### DATA SUPPLIED

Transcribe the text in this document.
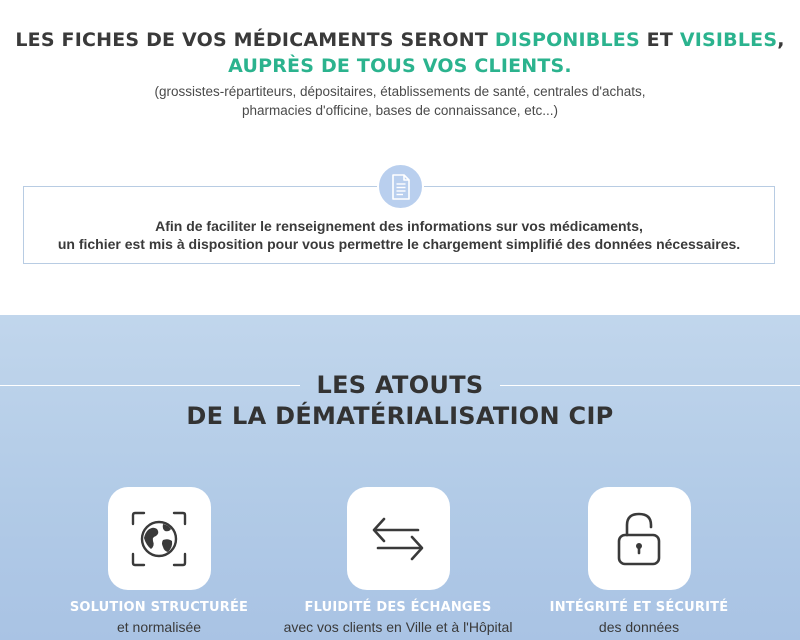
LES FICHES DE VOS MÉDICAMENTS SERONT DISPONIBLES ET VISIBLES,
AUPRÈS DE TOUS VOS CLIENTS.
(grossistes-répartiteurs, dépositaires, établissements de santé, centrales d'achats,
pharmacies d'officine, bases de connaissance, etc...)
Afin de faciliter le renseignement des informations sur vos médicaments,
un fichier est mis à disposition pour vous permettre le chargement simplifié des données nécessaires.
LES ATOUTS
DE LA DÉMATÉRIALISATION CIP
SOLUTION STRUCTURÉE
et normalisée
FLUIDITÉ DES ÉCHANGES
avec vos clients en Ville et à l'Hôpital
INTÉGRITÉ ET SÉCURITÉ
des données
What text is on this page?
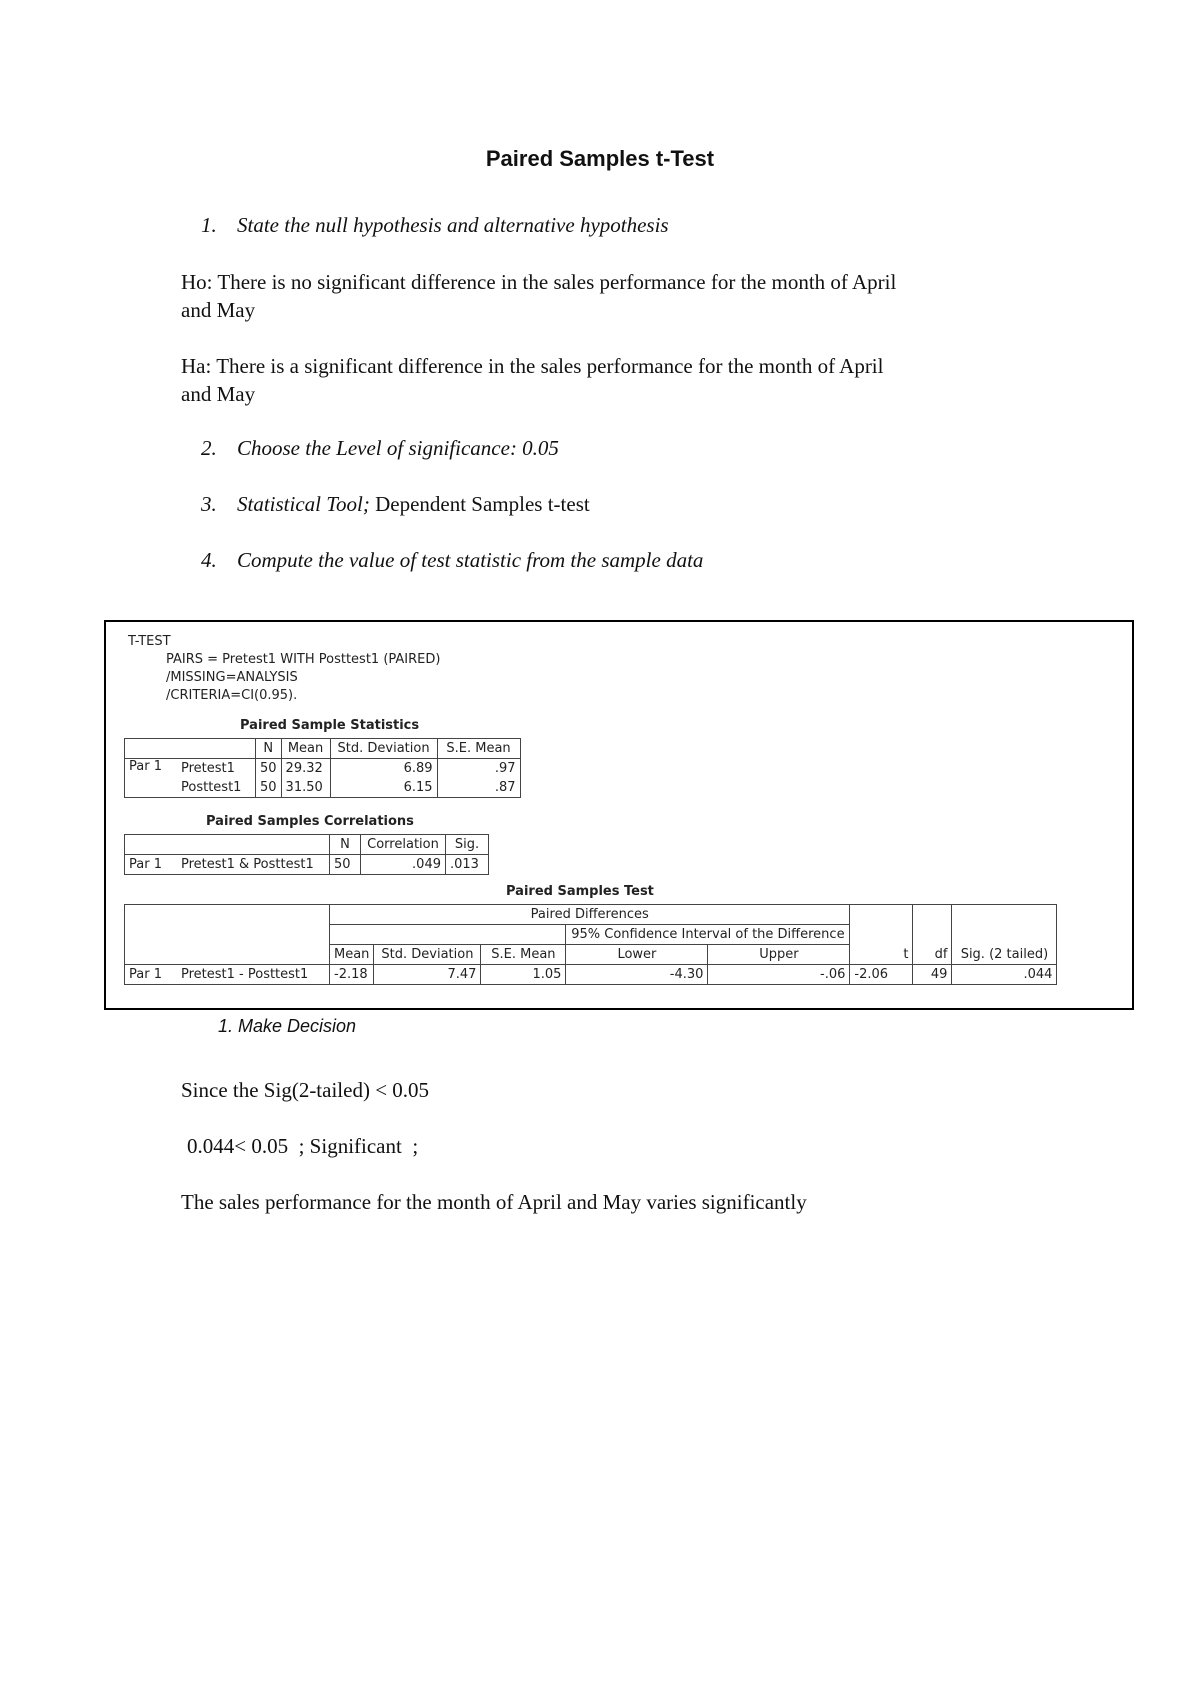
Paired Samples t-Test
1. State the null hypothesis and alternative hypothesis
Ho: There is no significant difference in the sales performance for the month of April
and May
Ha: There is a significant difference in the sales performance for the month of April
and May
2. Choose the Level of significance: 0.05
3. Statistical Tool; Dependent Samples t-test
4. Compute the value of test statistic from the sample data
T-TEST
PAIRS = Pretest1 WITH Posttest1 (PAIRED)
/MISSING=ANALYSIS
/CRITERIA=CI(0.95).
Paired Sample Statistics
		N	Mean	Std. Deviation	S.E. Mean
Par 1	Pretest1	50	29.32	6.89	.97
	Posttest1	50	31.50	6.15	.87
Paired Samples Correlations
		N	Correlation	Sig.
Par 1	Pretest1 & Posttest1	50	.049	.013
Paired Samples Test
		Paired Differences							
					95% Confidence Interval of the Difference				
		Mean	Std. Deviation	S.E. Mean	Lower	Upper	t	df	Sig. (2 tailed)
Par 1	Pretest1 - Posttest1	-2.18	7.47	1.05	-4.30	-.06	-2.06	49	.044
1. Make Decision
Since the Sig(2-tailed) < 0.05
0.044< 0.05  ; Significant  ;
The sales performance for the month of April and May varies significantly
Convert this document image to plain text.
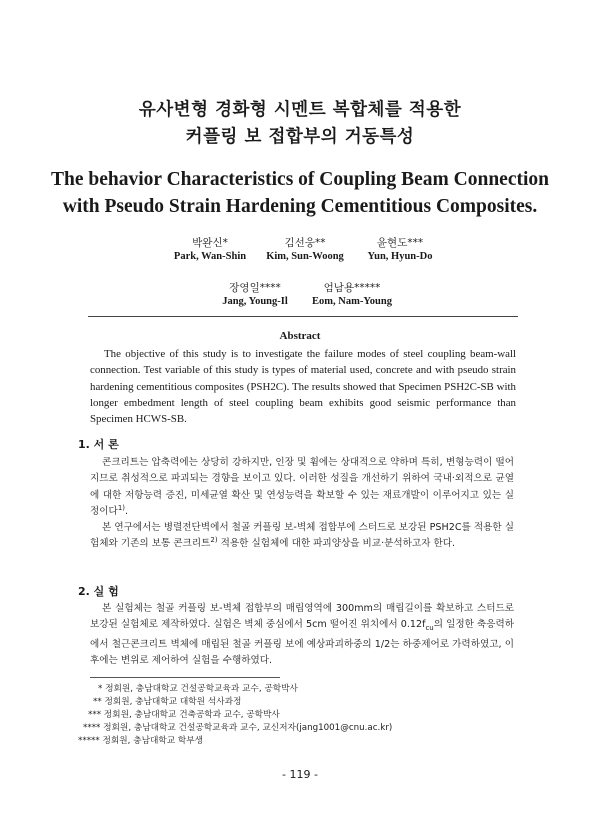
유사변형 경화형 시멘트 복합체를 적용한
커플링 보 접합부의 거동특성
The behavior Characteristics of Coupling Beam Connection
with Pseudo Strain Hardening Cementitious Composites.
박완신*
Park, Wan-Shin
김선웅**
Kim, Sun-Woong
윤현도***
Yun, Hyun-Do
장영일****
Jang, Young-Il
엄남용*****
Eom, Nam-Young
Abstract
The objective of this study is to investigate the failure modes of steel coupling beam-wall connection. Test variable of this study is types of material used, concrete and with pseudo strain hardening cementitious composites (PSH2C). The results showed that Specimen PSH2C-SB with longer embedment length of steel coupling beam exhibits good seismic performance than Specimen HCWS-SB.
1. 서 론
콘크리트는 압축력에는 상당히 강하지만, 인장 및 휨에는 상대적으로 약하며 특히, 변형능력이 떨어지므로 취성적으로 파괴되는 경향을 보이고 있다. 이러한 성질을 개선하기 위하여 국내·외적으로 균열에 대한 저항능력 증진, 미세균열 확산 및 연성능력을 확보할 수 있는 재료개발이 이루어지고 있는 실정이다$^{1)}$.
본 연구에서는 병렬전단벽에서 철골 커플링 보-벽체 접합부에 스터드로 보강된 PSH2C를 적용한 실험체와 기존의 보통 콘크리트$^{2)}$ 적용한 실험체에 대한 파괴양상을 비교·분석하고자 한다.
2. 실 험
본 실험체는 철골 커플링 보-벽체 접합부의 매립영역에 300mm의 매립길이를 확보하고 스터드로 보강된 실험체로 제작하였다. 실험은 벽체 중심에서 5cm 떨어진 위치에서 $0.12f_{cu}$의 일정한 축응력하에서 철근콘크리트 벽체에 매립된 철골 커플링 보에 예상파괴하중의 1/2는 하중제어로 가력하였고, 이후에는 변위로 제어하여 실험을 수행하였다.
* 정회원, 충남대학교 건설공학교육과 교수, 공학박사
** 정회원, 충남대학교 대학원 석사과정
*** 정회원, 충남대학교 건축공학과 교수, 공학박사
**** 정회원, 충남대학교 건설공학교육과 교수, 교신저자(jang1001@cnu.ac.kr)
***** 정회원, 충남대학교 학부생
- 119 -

######

= TASK STATEMENT =
Your task is to gather all lines from the entries above that hold the word "performance".

= THE OUTPUT =
Ho: There is no significant difference in the sales performance for the month of April
Ha: There is a significant difference in the sales performance for the month of April
The sales performance for the month of April and May varies significantly
The objective of this study is to investigate the failure modes of steel coupling beam-wall connection. Test variable of this study is types of material used, concrete and with pseudo strain hardening cementitious composites (PSH2C). The results showed that Specimen PSH2C-SB with longer embedment length of steel coupling beam exhibits good seismic performance than Specimen HCWS-SB.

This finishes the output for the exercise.